▶ [What to produce]: Work out the number of lines in the listing that include the string "name". Reply with that number alone.

— BEGIN —

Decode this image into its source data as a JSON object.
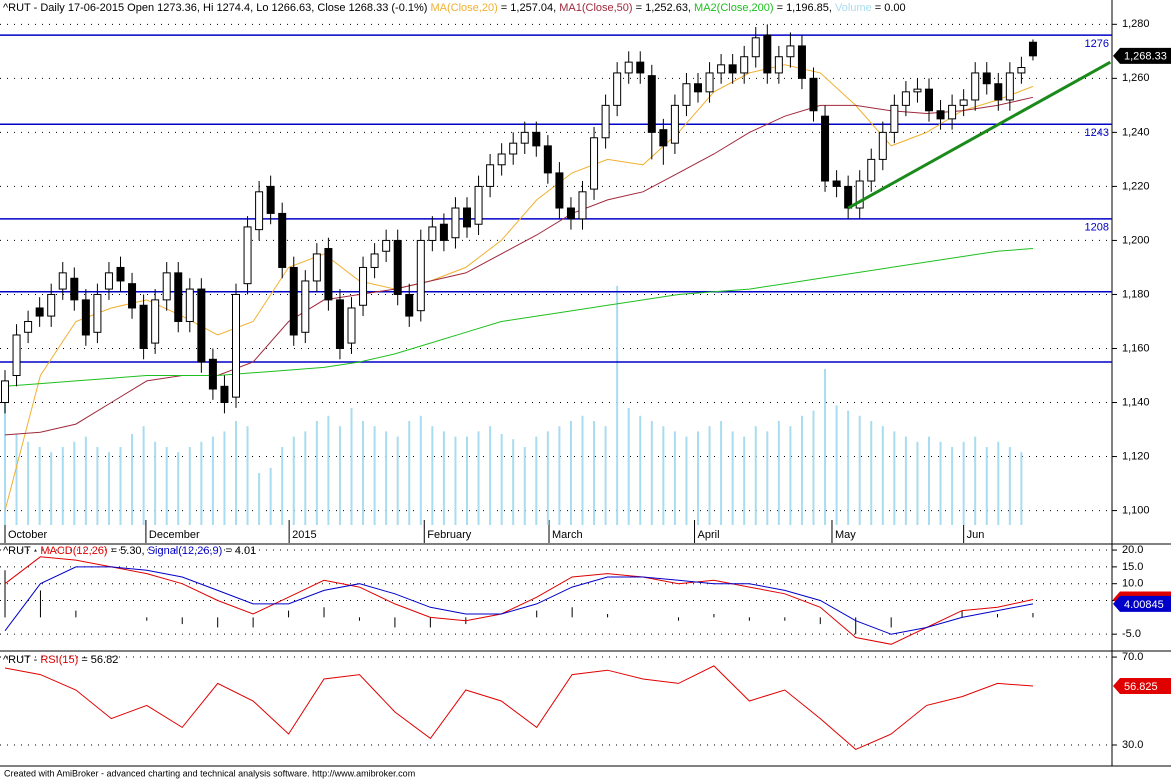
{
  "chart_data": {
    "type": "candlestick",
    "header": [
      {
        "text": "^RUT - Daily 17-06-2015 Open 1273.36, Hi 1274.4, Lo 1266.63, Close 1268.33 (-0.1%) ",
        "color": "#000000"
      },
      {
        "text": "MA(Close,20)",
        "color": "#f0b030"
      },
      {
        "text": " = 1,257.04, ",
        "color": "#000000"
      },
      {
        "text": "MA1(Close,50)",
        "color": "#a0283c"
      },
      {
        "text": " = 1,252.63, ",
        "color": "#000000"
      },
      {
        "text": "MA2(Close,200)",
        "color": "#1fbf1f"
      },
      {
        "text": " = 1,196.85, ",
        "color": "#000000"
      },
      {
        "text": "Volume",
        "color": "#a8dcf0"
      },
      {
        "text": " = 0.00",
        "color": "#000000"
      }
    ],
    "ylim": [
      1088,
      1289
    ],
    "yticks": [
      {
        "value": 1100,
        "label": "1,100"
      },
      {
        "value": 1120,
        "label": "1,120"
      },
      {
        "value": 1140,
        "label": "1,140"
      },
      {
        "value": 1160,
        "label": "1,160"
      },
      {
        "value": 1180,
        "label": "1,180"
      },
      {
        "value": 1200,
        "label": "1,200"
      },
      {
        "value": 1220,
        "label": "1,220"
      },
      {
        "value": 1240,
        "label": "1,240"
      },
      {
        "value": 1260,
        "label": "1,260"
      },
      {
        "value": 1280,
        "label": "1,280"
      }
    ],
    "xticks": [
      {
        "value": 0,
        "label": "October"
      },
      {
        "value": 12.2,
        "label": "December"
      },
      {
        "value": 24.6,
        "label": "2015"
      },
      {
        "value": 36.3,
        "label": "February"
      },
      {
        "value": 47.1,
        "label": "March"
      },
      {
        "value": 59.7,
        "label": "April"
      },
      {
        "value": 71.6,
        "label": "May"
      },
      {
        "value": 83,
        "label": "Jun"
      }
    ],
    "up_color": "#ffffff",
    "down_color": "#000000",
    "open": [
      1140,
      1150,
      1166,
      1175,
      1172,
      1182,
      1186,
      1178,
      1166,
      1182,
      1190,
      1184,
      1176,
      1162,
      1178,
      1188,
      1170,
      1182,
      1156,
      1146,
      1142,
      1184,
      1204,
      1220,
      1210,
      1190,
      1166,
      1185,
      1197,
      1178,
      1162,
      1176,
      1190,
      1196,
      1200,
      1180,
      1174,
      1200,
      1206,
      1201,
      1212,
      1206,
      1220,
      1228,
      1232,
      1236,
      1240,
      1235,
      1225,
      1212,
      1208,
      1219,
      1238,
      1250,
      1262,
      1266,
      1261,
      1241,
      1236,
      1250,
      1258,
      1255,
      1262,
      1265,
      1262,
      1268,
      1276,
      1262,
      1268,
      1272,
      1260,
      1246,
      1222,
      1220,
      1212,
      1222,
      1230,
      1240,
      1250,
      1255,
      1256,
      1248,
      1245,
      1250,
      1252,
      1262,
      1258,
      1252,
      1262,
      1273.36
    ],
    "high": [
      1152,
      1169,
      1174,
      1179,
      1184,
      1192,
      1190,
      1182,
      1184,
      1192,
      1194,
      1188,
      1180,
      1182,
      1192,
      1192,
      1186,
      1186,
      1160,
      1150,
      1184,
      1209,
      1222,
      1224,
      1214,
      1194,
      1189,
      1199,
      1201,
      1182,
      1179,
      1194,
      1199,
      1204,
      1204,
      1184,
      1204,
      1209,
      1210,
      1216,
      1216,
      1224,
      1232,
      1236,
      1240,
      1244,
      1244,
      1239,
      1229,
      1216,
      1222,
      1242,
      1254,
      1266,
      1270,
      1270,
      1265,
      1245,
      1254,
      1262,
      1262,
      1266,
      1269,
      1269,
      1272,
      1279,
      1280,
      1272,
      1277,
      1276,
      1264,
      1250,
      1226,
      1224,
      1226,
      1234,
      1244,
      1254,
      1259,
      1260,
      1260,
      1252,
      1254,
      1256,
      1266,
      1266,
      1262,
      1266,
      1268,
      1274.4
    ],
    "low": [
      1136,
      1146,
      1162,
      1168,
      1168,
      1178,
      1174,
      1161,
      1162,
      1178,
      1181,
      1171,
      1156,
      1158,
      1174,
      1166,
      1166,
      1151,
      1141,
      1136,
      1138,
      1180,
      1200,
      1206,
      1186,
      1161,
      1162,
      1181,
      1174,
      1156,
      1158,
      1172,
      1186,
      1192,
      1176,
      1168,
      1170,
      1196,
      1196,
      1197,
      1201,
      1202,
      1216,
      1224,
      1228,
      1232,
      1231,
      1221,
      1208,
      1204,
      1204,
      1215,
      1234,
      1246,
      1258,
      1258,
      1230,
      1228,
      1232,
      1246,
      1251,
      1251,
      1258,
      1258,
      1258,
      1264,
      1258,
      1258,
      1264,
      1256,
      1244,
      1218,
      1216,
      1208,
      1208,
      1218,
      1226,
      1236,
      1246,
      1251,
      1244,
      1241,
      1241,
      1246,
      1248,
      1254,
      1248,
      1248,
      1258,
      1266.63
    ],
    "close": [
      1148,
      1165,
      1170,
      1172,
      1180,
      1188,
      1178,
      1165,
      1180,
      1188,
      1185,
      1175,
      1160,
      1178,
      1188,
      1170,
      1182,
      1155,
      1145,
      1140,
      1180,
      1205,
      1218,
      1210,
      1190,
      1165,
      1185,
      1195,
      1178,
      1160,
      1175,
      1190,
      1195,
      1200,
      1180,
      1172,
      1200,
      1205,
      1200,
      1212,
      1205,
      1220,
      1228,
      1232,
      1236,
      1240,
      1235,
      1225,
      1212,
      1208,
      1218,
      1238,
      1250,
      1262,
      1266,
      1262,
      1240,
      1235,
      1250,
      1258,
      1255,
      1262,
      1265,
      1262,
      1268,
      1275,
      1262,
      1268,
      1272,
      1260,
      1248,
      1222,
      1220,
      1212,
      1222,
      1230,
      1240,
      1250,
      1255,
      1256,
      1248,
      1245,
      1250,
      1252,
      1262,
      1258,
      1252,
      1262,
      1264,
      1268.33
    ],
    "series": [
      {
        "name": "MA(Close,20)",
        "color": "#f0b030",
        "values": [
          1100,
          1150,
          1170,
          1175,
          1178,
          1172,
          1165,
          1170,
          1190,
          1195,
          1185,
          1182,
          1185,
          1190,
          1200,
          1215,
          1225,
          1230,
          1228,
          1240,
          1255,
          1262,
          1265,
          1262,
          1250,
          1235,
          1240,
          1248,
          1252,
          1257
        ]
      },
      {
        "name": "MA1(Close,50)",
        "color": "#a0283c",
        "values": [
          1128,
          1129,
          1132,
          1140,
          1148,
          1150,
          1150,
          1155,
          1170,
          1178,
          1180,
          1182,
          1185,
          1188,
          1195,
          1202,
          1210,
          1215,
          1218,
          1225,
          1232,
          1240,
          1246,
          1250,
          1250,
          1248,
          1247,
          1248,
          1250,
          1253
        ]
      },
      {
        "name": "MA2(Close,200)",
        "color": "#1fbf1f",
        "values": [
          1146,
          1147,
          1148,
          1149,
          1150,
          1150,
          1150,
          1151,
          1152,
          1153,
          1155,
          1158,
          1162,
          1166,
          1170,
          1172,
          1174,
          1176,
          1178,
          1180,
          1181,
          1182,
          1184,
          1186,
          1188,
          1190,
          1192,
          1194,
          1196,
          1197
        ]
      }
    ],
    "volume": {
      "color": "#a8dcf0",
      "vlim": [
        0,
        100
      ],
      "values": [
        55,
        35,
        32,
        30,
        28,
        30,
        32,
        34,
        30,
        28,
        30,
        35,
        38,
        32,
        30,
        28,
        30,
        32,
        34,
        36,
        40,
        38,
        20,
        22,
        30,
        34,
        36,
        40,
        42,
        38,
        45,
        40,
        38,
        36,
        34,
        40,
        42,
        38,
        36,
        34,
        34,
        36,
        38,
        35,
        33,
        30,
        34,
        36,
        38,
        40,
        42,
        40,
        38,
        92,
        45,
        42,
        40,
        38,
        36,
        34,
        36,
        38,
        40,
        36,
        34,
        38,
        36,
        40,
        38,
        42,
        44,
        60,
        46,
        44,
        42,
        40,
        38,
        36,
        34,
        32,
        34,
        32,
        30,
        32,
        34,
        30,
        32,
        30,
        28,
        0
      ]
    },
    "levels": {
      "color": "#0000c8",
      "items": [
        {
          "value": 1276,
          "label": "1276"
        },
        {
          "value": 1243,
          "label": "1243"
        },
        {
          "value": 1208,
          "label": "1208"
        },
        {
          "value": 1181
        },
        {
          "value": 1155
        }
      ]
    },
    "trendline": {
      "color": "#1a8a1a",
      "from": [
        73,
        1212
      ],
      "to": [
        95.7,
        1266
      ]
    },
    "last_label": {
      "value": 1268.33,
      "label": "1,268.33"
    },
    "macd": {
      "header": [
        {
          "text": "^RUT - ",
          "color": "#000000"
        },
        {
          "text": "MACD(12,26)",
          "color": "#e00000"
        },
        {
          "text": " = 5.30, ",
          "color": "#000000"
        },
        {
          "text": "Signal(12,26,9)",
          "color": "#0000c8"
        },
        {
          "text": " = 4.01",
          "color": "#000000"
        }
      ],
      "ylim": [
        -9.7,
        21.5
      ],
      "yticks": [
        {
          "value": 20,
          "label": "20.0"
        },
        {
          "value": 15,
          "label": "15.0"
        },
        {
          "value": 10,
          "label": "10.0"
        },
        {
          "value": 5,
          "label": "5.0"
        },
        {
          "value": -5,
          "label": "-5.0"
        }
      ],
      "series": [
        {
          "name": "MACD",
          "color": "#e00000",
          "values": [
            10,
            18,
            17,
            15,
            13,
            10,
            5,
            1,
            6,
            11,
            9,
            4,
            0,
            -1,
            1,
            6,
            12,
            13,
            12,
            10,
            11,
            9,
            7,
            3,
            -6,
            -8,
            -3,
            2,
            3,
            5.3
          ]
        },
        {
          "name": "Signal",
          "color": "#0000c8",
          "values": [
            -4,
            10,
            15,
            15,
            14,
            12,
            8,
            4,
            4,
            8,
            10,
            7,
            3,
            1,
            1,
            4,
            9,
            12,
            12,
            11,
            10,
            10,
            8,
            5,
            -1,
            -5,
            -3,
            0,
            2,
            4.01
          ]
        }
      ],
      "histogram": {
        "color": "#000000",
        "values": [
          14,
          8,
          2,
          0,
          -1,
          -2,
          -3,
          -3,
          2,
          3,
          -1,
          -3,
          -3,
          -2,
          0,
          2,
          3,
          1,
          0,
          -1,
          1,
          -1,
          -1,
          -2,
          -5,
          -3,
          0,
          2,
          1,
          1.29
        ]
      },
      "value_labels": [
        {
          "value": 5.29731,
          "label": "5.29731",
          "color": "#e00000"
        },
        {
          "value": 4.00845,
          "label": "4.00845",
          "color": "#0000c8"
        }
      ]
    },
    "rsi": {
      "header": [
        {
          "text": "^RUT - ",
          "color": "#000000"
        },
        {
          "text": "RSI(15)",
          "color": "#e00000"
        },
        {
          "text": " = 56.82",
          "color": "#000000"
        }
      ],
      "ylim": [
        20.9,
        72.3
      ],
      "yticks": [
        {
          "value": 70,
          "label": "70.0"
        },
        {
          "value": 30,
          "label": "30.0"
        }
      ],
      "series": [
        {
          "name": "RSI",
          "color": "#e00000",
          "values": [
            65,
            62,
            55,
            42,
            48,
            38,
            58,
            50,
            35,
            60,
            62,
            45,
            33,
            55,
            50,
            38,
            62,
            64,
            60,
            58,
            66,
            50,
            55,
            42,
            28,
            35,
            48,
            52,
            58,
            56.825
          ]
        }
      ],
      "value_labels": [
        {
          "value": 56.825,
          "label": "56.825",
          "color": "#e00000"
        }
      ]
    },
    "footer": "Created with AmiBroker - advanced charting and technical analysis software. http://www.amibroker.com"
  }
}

— END —

▶ [Answer for the task]: 6